# WHAT YOU ARE ASKED TO DO
Find the lines holding the word "izvoza" and collect them.

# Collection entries
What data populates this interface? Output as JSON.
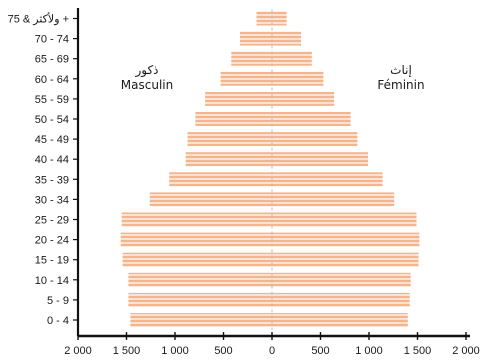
{
  "chart_data": {
    "type": "bar",
    "categories": [
      "0 - 4",
      "5 - 9",
      "10 - 14",
      "15 - 19",
      "20 - 24",
      "25 - 29",
      "30 - 34",
      "35 - 39",
      "40 - 44",
      "45 - 49",
      "50 - 54",
      "55 - 59",
      "60 - 64",
      "65 - 69",
      "70 - 74",
      "75 & ولأكثر +"
    ],
    "series": [
      {
        "name": "ذكور Masculin",
        "values": [
          1460,
          1480,
          1480,
          1540,
          1560,
          1550,
          1260,
          1060,
          890,
          870,
          790,
          690,
          530,
          420,
          330,
          160
        ]
      },
      {
        "name": "إناث Féminin",
        "values": [
          1400,
          1420,
          1430,
          1510,
          1520,
          1490,
          1260,
          1140,
          990,
          880,
          810,
          640,
          530,
          410,
          300,
          150
        ]
      }
    ],
    "xticks": [
      "2 000",
      "1 500",
      "1 000",
      "500",
      "0",
      "500",
      "1 000",
      "1 500",
      "2 000"
    ],
    "xlim": [
      -2000,
      2000
    ],
    "grid": false,
    "legend": "inside-top",
    "colors": {
      "bar": "#f3b58e",
      "bar_stripe": "#fbe2d2",
      "center_line": "#bcbcbc",
      "axis": "#111111"
    }
  },
  "labels": {
    "left_ar": "ذكور",
    "left_fr": "Masculin",
    "right_ar": "إناث",
    "right_fr": "Féminin"
  }
}
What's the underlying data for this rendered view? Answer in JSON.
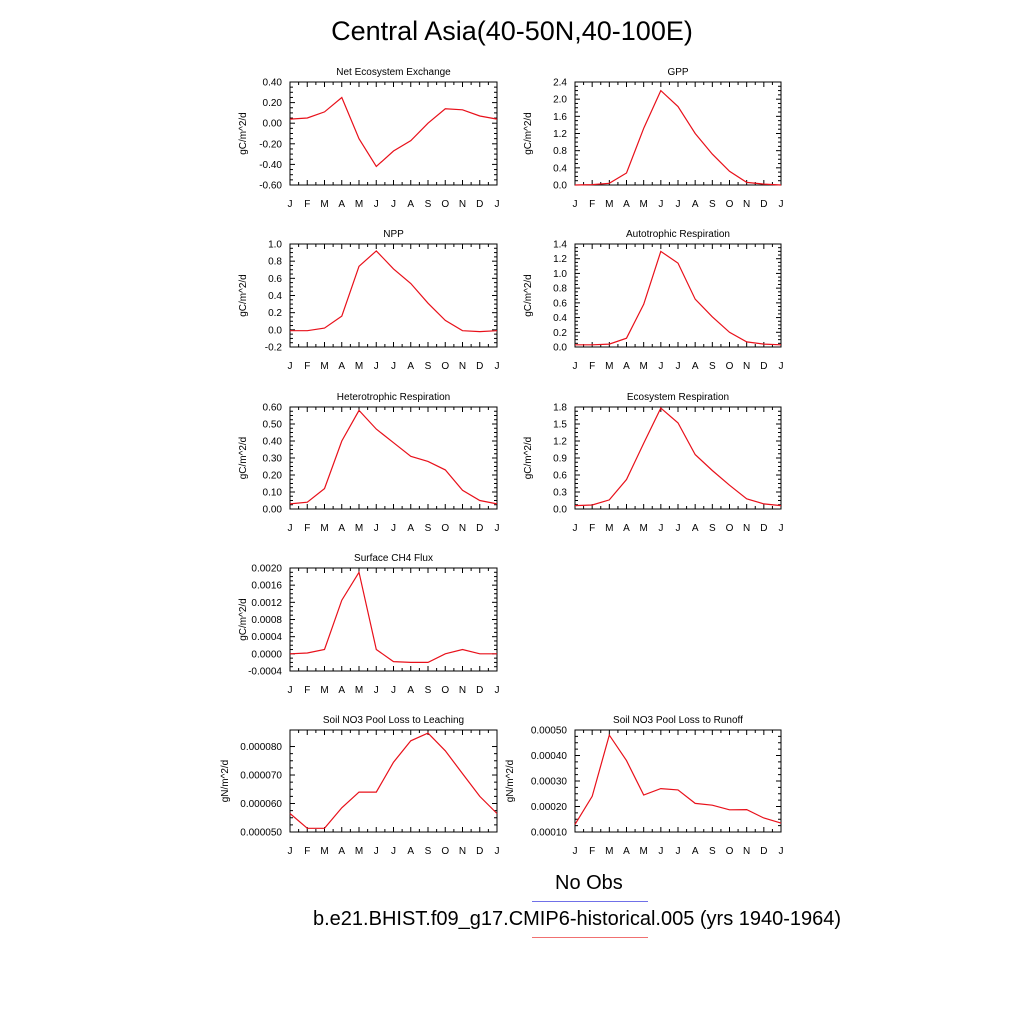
{
  "title": "Central Asia(40-50N,40-100E)",
  "legend": [
    {
      "label": "No Obs",
      "color": "#7070e8"
    },
    {
      "label": "b.e21.BHIST.f09_g17.CMIP6-historical.005 (yrs 1940-1964)",
      "color": "#f07070"
    }
  ],
  "series_color": "#e8101a",
  "chart_data": [
    {
      "type": "line",
      "title": "Net Ecosystem Exchange",
      "ylabel": "gC/m^2/d",
      "x": [
        "J",
        "F",
        "M",
        "A",
        "M",
        "J",
        "J",
        "A",
        "S",
        "O",
        "N",
        "D",
        "J"
      ],
      "ylim": [
        -0.6,
        0.4
      ],
      "yticks": [
        "0.40",
        "0.20",
        "0.00",
        "-0.20",
        "-0.40",
        "-0.60"
      ],
      "values": [
        0.04,
        0.05,
        0.11,
        0.25,
        -0.15,
        -0.42,
        -0.27,
        -0.17,
        0.0,
        0.14,
        0.13,
        0.07,
        0.04
      ]
    },
    {
      "type": "line",
      "title": "GPP",
      "ylabel": "gC/m^2/d",
      "x": [
        "J",
        "F",
        "M",
        "A",
        "M",
        "J",
        "J",
        "A",
        "S",
        "O",
        "N",
        "D",
        "J"
      ],
      "ylim": [
        0.0,
        2.4
      ],
      "yticks": [
        "2.4",
        "2.0",
        "1.6",
        "1.2",
        "0.8",
        "0.4",
        "0.0"
      ],
      "values": [
        0.0,
        0.01,
        0.04,
        0.28,
        1.32,
        2.2,
        1.83,
        1.2,
        0.72,
        0.32,
        0.06,
        0.02,
        0.0
      ]
    },
    {
      "type": "line",
      "title": "NPP",
      "ylabel": "gC/m^2/d",
      "x": [
        "J",
        "F",
        "M",
        "A",
        "M",
        "J",
        "J",
        "A",
        "S",
        "O",
        "N",
        "D",
        "J"
      ],
      "ylim": [
        -0.2,
        1.0
      ],
      "yticks": [
        "1.0",
        "0.8",
        "0.6",
        "0.4",
        "0.2",
        "0.0",
        "-0.2"
      ],
      "values": [
        -0.01,
        -0.01,
        0.02,
        0.16,
        0.74,
        0.92,
        0.71,
        0.54,
        0.31,
        0.11,
        -0.01,
        -0.02,
        -0.01
      ]
    },
    {
      "type": "line",
      "title": "Autotrophic Respiration",
      "ylabel": "gC/m^2/d",
      "x": [
        "J",
        "F",
        "M",
        "A",
        "M",
        "J",
        "J",
        "A",
        "S",
        "O",
        "N",
        "D",
        "J"
      ],
      "ylim": [
        0.0,
        1.4
      ],
      "yticks": [
        "1.4",
        "1.2",
        "1.0",
        "0.8",
        "0.6",
        "0.4",
        "0.2",
        "0.0"
      ],
      "values": [
        0.03,
        0.03,
        0.04,
        0.12,
        0.58,
        1.3,
        1.14,
        0.65,
        0.41,
        0.2,
        0.07,
        0.04,
        0.03
      ]
    },
    {
      "type": "line",
      "title": "Heterotrophic Respiration",
      "ylabel": "gC/m^2/d",
      "x": [
        "J",
        "F",
        "M",
        "A",
        "M",
        "J",
        "J",
        "A",
        "S",
        "O",
        "N",
        "D",
        "J"
      ],
      "ylim": [
        0.0,
        0.6
      ],
      "yticks": [
        "0.60",
        "0.50",
        "0.40",
        "0.30",
        "0.20",
        "0.10",
        "0.00"
      ],
      "values": [
        0.03,
        0.04,
        0.12,
        0.4,
        0.58,
        0.47,
        0.39,
        0.31,
        0.28,
        0.23,
        0.11,
        0.05,
        0.03
      ]
    },
    {
      "type": "line",
      "title": "Ecosystem Respiration",
      "ylabel": "gC/m^2/d",
      "x": [
        "J",
        "F",
        "M",
        "A",
        "M",
        "J",
        "J",
        "A",
        "S",
        "O",
        "N",
        "D",
        "J"
      ],
      "ylim": [
        0.0,
        1.8
      ],
      "yticks": [
        "1.8",
        "1.5",
        "1.2",
        "0.9",
        "0.6",
        "0.3",
        "0.0"
      ],
      "values": [
        0.06,
        0.07,
        0.16,
        0.52,
        1.16,
        1.78,
        1.52,
        0.96,
        0.68,
        0.42,
        0.18,
        0.09,
        0.06
      ]
    },
    {
      "type": "line",
      "title": "Surface CH4 Flux",
      "ylabel": "gC/m^2/d",
      "x": [
        "J",
        "F",
        "M",
        "A",
        "M",
        "J",
        "J",
        "A",
        "S",
        "O",
        "N",
        "D",
        "J"
      ],
      "ylim": [
        -0.0004,
        0.002
      ],
      "yticks": [
        "0.0020",
        "0.0016",
        "0.0012",
        "0.0008",
        "0.0004",
        "0.0000",
        "-0.0004"
      ],
      "values": [
        0.0,
        2e-05,
        0.0001,
        0.00125,
        0.0019,
        0.0001,
        -0.00018,
        -0.0002,
        -0.0002,
        0.0,
        0.0001,
        0.0,
        0.0
      ]
    },
    {
      "type": "line",
      "title": "Soil NO3 Pool Loss to Leaching",
      "ylabel": "gN/m^2/d",
      "x": [
        "J",
        "F",
        "M",
        "A",
        "M",
        "J",
        "J",
        "A",
        "S",
        "O",
        "N",
        "D",
        "J"
      ],
      "ylim": [
        5e-05,
        8.58e-05
      ],
      "yticks": [
        "0.000080",
        "0.000070",
        "0.000060",
        "0.000050"
      ],
      "values": [
        5.65e-05,
        5.13e-05,
        5.13e-05,
        5.85e-05,
        6.4e-05,
        6.4e-05,
        7.45e-05,
        8.2e-05,
        8.47e-05,
        7.85e-05,
        7.05e-05,
        6.25e-05,
        5.65e-05
      ]
    },
    {
      "type": "line",
      "title": "Soil NO3 Pool Loss to Runoff",
      "ylabel": "gN/m^2/d",
      "x": [
        "J",
        "F",
        "M",
        "A",
        "M",
        "J",
        "J",
        "A",
        "S",
        "O",
        "N",
        "D",
        "J"
      ],
      "ylim": [
        0.0001,
        0.0005
      ],
      "yticks": [
        "0.00050",
        "0.00040",
        "0.00030",
        "0.00020",
        "0.00010"
      ],
      "values": [
        0.00013,
        0.00024,
        0.00048,
        0.00038,
        0.000245,
        0.00027,
        0.000265,
        0.000212,
        0.000205,
        0.000187,
        0.000188,
        0.000155,
        0.000135
      ]
    }
  ]
}
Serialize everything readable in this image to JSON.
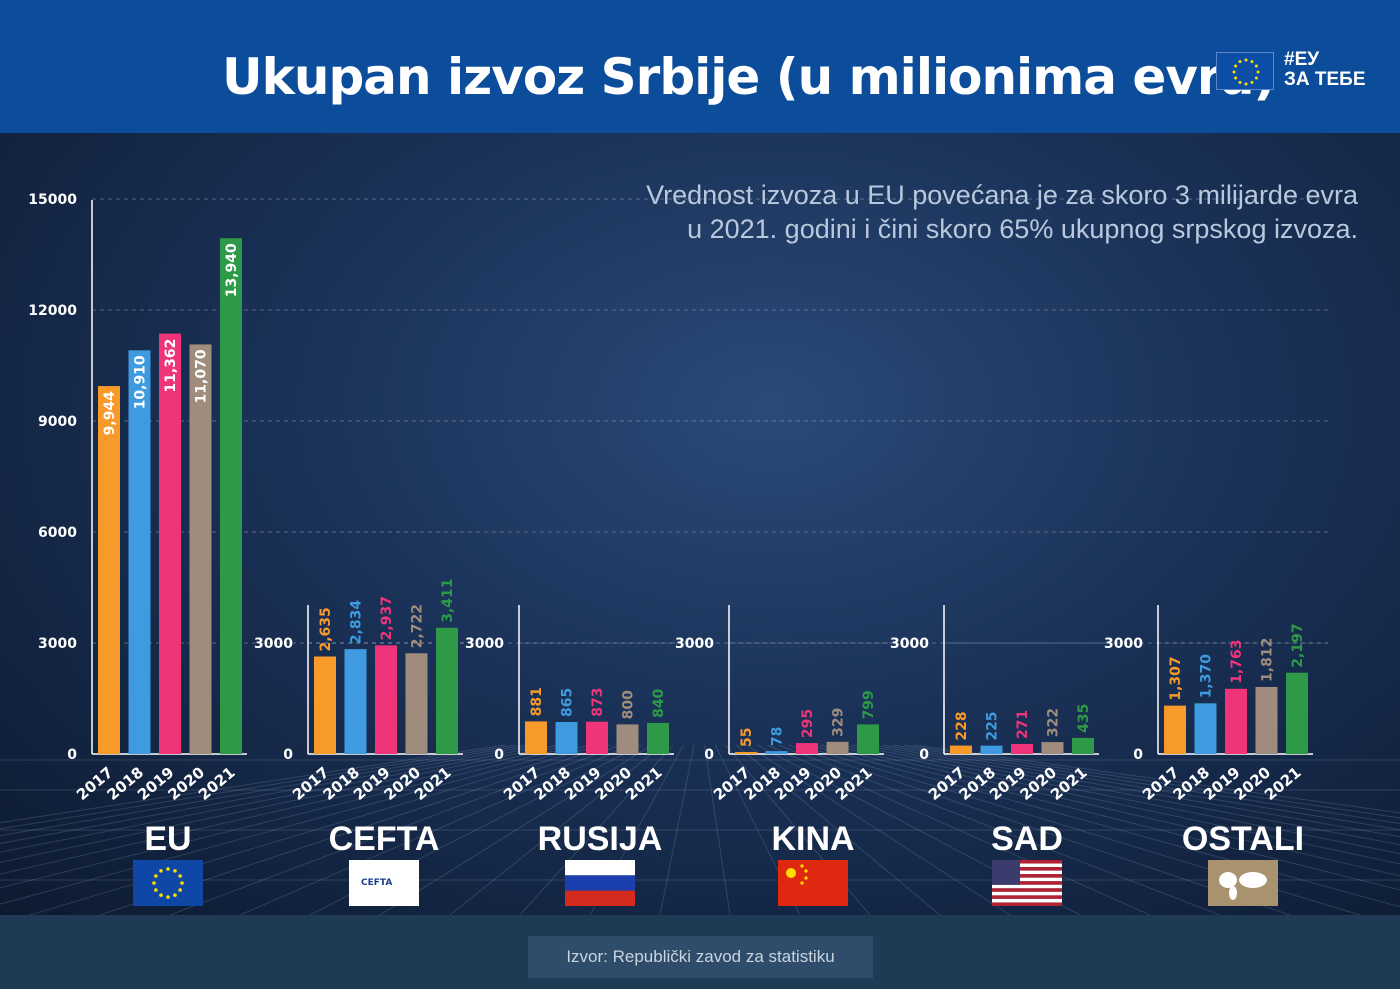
{
  "header": {
    "title": "Ukupan izvoz Srbije (u milionima evra)",
    "tag_line1": "#ЕУ",
    "tag_line2": "ЗА ТЕБЕ"
  },
  "note": {
    "line1": "Vrednost izvoza u EU povećana je za skoro 3 milijarde evra",
    "line2": "u 2021. godini i čini skoro 65% ukupnog srpskog izvoza."
  },
  "footer": {
    "source": "Izvor: Republički zavod za statistiku"
  },
  "colors": {
    "2017": "#f79a2a",
    "2018": "#3f9be0",
    "2019": "#f0347a",
    "2020": "#a08c7c",
    "2021": "#2e9a48"
  },
  "chart_data": {
    "type": "bar",
    "title": "Ukupan izvoz Srbije (u milionima evra)",
    "categories": [
      "2017",
      "2018",
      "2019",
      "2020",
      "2021"
    ],
    "panels": [
      {
        "name": "EU",
        "flag": "eu-flag",
        "ylim": [
          0,
          15000
        ],
        "ticks": [
          "0",
          "3000",
          "6000",
          "9000",
          "12000",
          "15000"
        ],
        "values": [
          9944,
          10910,
          11362,
          11070,
          13940
        ],
        "labels": [
          "9,944",
          "10,910",
          "11,362",
          "11,070",
          "13,940"
        ]
      },
      {
        "name": "CEFTA",
        "flag": "cefta-logo",
        "ylim": [
          0,
          4000
        ],
        "ticks": [
          "0",
          "3000"
        ],
        "values": [
          2635,
          2834,
          2937,
          2722,
          3411
        ],
        "labels": [
          "2,635",
          "2,834",
          "2,937",
          "2,722",
          "3,411"
        ]
      },
      {
        "name": "RUSIJA",
        "flag": "russia-flag",
        "ylim": [
          0,
          4000
        ],
        "ticks": [
          "0",
          "3000"
        ],
        "values": [
          881,
          865,
          873,
          800,
          840
        ],
        "labels": [
          "881",
          "865",
          "873",
          "800",
          "840"
        ]
      },
      {
        "name": "KINA",
        "flag": "china-flag",
        "ylim": [
          0,
          4000
        ],
        "ticks": [
          "0",
          "3000"
        ],
        "values": [
          55,
          78,
          295,
          329,
          799
        ],
        "labels": [
          "55",
          "78",
          "295",
          "329",
          "799"
        ]
      },
      {
        "name": "SAD",
        "flag": "usa-flag",
        "ylim": [
          0,
          4000
        ],
        "ticks": [
          "0",
          "3000"
        ],
        "values": [
          228,
          225,
          271,
          322,
          435
        ],
        "labels": [
          "228",
          "225",
          "271",
          "322",
          "435"
        ]
      },
      {
        "name": "OSTALI",
        "flag": "world-map",
        "ylim": [
          0,
          4000
        ],
        "ticks": [
          "0",
          "3000"
        ],
        "values": [
          1307,
          1370,
          1763,
          1812,
          2197
        ],
        "labels": [
          "1,307",
          "1,370",
          "1,763",
          "1,812",
          "2,197"
        ]
      }
    ],
    "grid": true,
    "legend": "none"
  },
  "cefta_logo_text": "CEFTA"
}
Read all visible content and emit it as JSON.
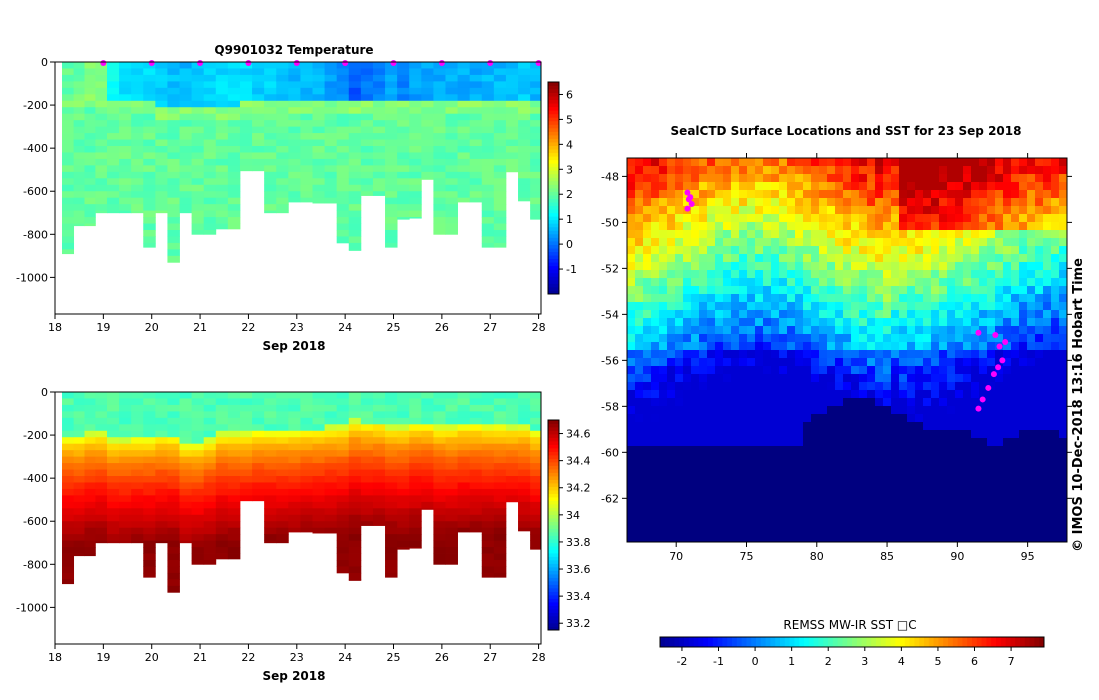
{
  "chart_data": [
    {
      "type": "heatmap",
      "title": "Q9901032  Temperature",
      "xlabel": "Sep 2018",
      "x_ticks": [
        "18",
        "19",
        "20",
        "21",
        "22",
        "23",
        "24",
        "25",
        "26",
        "27",
        "28"
      ],
      "x_range": [
        18,
        28.05
      ],
      "y_ticks": [
        "0",
        "-200",
        "-400",
        "-600",
        "-800",
        "-1000"
      ],
      "y_range": [
        -1170,
        0
      ],
      "colorbar_ticks": [
        "-1",
        "0",
        "1",
        "2",
        "3",
        "4",
        "5",
        "6"
      ],
      "colorbar_range": [
        -2,
        6.5
      ],
      "profile_days": [
        18.27,
        18.5,
        18.72,
        18.95,
        19.2,
        19.45,
        19.7,
        19.95,
        20.2,
        20.45,
        20.7,
        20.95,
        21.2,
        21.45,
        21.7,
        21.95,
        22.2,
        22.45,
        22.7,
        22.95,
        23.2,
        23.45,
        23.7,
        23.95,
        24.2,
        24.45,
        24.7,
        24.95,
        25.2,
        25.45,
        25.7,
        25.95,
        26.2,
        26.45,
        26.7,
        26.95,
        27.2,
        27.45,
        27.7,
        27.95
      ],
      "profile_max_depth": [
        -890,
        -760,
        -760,
        -700,
        -700,
        -700,
        -700,
        -860,
        -700,
        -930,
        -700,
        -800,
        -800,
        -775,
        -775,
        -505,
        -505,
        -700,
        -700,
        -650,
        -650,
        -655,
        -655,
        -840,
        -875,
        -620,
        -620,
        -860,
        -730,
        -725,
        -545,
        -800,
        -800,
        -650,
        -650,
        -860,
        -860,
        -510,
        -645,
        -730
      ],
      "surface_temp": [
        2.0,
        2.0,
        2.3,
        2.2,
        1.2,
        1.0,
        0.9,
        0.9,
        0.8,
        0.7,
        0.6,
        0.7,
        0.9,
        0.9,
        0.9,
        0.9,
        0.8,
        0.8,
        0.7,
        0.6,
        0.6,
        0.6,
        0.4,
        0.3,
        -0.2,
        0.0,
        0.1,
        0.5,
        0.2,
        0.4,
        0.5,
        0.5,
        0.5,
        0.5,
        0.5,
        0.6,
        0.6,
        0.7,
        0.8,
        0.6
      ],
      "deep_temp": 2.0,
      "surface_layer_depth": [
        -150,
        -150,
        -150,
        -150,
        -170,
        -170,
        -180,
        -180,
        -190,
        -190,
        -200,
        -200,
        -200,
        -190,
        -190,
        -180,
        -180,
        -175,
        -175,
        -175,
        -175,
        -170,
        -170,
        -160,
        -160,
        -170,
        -170,
        -180,
        -180,
        -180,
        -180,
        -170,
        -170,
        -170,
        -170,
        -160,
        -160,
        -160,
        -160,
        -160
      ],
      "surface_marker_days": [
        19,
        20,
        21,
        22,
        23,
        24,
        25,
        26,
        27,
        28
      ]
    },
    {
      "type": "heatmap",
      "title": "",
      "xlabel": "Sep 2018",
      "x_ticks": [
        "18",
        "19",
        "20",
        "21",
        "22",
        "23",
        "24",
        "25",
        "26",
        "27",
        "28"
      ],
      "x_range": [
        18,
        28.05
      ],
      "y_ticks": [
        "0",
        "-200",
        "-400",
        "-600",
        "-800",
        "-1000"
      ],
      "y_range": [
        -1170,
        0
      ],
      "colorbar_ticks": [
        "33.2",
        "33.4",
        "33.6",
        "33.8",
        "34",
        "34.2",
        "34.4",
        "34.6"
      ],
      "colorbar_range": [
        33.15,
        34.7
      ],
      "profile_days": [
        18.27,
        18.5,
        18.72,
        18.95,
        19.2,
        19.45,
        19.7,
        19.95,
        20.2,
        20.45,
        20.7,
        20.95,
        21.2,
        21.45,
        21.7,
        21.95,
        22.2,
        22.45,
        22.7,
        22.95,
        23.2,
        23.45,
        23.7,
        23.95,
        24.2,
        24.45,
        24.7,
        24.95,
        25.2,
        25.45,
        25.7,
        25.95,
        26.2,
        26.45,
        26.7,
        26.95,
        27.2,
        27.45,
        27.7,
        27.95
      ],
      "profile_max_depth": [
        -890,
        -760,
        -760,
        -700,
        -700,
        -700,
        -700,
        -860,
        -700,
        -930,
        -700,
        -800,
        -800,
        -775,
        -775,
        -505,
        -505,
        -700,
        -700,
        -650,
        -650,
        -655,
        -655,
        -840,
        -875,
        -620,
        -620,
        -860,
        -730,
        -725,
        -545,
        -800,
        -800,
        -650,
        -650,
        -860,
        -860,
        -510,
        -645,
        -730
      ],
      "halocline_depth": [
        -220,
        -220,
        -200,
        -200,
        -230,
        -230,
        -220,
        -220,
        -210,
        -210,
        -250,
        -250,
        -230,
        -200,
        -200,
        -200,
        -190,
        -190,
        -190,
        -190,
        -180,
        -180,
        -170,
        -170,
        -140,
        -150,
        -150,
        -170,
        -170,
        -150,
        -150,
        -170,
        -170,
        -160,
        -160,
        -165,
        -165,
        -170,
        -170,
        -190
      ],
      "surface_salinity": 33.85,
      "deep_salinity": 34.68
    },
    {
      "type": "heatmap",
      "title": "SealCTD Surface Locations and SST for 23 Sep 2018",
      "xlabel": "",
      "ylabel": "",
      "x_ticks": [
        "70",
        "75",
        "80",
        "85",
        "90",
        "95"
      ],
      "x_range": [
        66.5,
        97.8
      ],
      "y_ticks": [
        "-48",
        "-50",
        "-52",
        "-54",
        "-56",
        "-58",
        "-60",
        "-62"
      ],
      "y_range": [
        -63.9,
        -47.2
      ],
      "colorbar_label": "REMSS MW-IR SST □C",
      "colorbar_ticks": [
        "-2",
        "-1",
        "0",
        "1",
        "2",
        "3",
        "4",
        "5",
        "6",
        "7"
      ],
      "colorbar_range": [
        -2.6,
        7.9
      ],
      "seal_track_points": [
        [
          70.9,
          -49.0
        ],
        [
          70.8,
          -48.7
        ],
        [
          71.0,
          -48.9
        ],
        [
          71.1,
          -49.2
        ],
        [
          70.8,
          -49.4
        ],
        [
          91.5,
          -58.1
        ],
        [
          91.8,
          -57.7
        ],
        [
          92.2,
          -57.2
        ],
        [
          92.6,
          -56.6
        ],
        [
          92.9,
          -56.3
        ],
        [
          93.2,
          -56.0
        ],
        [
          93.0,
          -55.4
        ],
        [
          92.7,
          -54.9
        ],
        [
          93.4,
          -55.2
        ],
        [
          91.5,
          -54.8
        ]
      ],
      "credit": "©  IMOS 10-Dec-2018 13:16 Hobart Time"
    }
  ],
  "colors": {
    "profile_point": "#ff00ff",
    "land": "#000080"
  }
}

# RESULT FOR THIS TASK
    "line1": "Vrednost izvoza u EU povećana je za skoro 3 milijarde evra",
    "line2": "u 2021. godini i čini skoro 65% ukupnog srpskog izvoza."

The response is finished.